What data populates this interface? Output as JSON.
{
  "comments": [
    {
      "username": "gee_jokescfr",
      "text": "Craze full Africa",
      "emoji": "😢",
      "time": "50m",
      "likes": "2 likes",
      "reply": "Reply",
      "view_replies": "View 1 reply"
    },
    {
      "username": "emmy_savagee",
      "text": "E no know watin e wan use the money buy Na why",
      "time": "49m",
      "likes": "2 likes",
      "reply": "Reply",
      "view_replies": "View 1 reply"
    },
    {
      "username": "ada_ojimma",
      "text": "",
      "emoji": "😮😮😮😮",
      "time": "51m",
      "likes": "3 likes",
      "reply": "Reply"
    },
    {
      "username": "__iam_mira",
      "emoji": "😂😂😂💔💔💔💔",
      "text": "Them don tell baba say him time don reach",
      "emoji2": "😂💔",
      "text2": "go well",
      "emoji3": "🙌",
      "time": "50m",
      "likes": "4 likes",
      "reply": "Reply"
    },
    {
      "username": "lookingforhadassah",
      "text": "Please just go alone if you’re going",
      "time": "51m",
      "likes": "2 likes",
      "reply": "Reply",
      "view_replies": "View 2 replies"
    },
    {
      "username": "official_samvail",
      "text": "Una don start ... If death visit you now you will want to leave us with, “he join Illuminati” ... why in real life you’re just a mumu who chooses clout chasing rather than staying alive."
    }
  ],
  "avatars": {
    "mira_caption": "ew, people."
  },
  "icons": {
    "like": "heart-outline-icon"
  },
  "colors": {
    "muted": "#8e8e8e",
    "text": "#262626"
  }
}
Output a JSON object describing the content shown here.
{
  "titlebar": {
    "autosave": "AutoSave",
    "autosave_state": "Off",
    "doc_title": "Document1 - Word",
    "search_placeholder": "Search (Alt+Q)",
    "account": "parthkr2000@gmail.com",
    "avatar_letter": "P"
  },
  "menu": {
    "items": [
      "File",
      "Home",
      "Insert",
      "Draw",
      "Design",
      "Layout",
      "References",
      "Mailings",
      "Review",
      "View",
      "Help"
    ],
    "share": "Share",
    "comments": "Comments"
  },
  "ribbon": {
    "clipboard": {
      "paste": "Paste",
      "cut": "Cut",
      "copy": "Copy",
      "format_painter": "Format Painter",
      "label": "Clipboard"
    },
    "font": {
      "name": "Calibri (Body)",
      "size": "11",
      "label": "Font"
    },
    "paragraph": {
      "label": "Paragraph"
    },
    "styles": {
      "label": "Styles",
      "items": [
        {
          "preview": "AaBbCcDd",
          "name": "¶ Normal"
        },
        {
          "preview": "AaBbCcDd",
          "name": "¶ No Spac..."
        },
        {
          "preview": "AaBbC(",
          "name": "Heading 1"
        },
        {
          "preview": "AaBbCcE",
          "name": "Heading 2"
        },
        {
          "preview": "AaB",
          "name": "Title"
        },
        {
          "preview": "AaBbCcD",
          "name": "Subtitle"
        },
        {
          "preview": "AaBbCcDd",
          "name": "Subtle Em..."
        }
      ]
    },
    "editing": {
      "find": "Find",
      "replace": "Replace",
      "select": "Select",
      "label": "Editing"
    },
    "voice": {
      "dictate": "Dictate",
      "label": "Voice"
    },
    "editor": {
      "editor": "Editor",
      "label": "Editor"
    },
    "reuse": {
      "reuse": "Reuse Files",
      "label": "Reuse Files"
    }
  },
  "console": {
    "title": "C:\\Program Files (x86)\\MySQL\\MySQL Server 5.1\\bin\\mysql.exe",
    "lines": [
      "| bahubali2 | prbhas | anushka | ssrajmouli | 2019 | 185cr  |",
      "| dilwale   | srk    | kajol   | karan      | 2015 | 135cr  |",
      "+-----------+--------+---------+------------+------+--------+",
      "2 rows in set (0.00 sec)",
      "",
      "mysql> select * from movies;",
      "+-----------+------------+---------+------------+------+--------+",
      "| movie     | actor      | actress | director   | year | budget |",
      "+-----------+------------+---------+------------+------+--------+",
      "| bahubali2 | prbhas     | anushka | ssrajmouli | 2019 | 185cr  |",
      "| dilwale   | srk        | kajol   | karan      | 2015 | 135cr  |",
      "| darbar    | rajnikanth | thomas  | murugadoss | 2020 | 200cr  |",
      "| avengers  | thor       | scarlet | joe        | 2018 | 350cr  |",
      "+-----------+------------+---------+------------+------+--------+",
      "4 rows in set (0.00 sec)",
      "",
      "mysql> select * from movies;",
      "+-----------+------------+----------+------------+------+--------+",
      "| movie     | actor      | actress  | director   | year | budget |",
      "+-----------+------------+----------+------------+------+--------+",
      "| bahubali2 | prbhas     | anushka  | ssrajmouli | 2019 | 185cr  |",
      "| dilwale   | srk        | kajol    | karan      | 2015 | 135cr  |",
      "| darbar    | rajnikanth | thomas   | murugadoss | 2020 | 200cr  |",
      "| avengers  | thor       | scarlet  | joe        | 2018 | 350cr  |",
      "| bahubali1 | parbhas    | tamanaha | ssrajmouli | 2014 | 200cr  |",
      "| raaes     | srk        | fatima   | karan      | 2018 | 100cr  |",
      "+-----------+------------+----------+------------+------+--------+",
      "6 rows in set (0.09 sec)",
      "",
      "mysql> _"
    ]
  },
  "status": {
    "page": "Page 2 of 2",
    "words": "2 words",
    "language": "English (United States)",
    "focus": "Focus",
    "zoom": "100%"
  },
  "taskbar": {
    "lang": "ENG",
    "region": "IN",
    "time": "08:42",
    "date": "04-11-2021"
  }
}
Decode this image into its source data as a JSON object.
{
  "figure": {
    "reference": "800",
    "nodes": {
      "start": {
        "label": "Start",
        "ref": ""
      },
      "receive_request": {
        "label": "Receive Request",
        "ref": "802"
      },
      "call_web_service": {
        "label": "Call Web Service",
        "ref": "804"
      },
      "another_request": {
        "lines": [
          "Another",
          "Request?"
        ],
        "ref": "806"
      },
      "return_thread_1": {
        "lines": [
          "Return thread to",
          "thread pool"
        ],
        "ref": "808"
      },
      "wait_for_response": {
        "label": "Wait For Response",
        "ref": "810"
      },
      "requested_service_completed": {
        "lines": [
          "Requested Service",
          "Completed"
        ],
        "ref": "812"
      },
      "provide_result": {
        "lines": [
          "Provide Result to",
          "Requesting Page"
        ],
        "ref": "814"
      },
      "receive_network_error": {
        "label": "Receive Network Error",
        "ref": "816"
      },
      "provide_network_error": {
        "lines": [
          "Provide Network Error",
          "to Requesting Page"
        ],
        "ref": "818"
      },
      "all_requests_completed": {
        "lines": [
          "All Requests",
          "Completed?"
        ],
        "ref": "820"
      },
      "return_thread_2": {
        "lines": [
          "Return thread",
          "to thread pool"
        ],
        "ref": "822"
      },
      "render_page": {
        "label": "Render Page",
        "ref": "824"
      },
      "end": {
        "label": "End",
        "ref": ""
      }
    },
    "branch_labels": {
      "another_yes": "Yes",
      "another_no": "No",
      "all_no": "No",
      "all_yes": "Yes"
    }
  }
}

*INSTRUCTIONS FOR THE TASK*
Go through the records and pull out each line that includes the word "scarlet".

*RESPONSE*
      "| avengers  | thor       | scarlet | joe        | 2018 | 350cr  |",
      "| avengers  | thor       | scarlet  | joe        | 2018 | 350cr  |",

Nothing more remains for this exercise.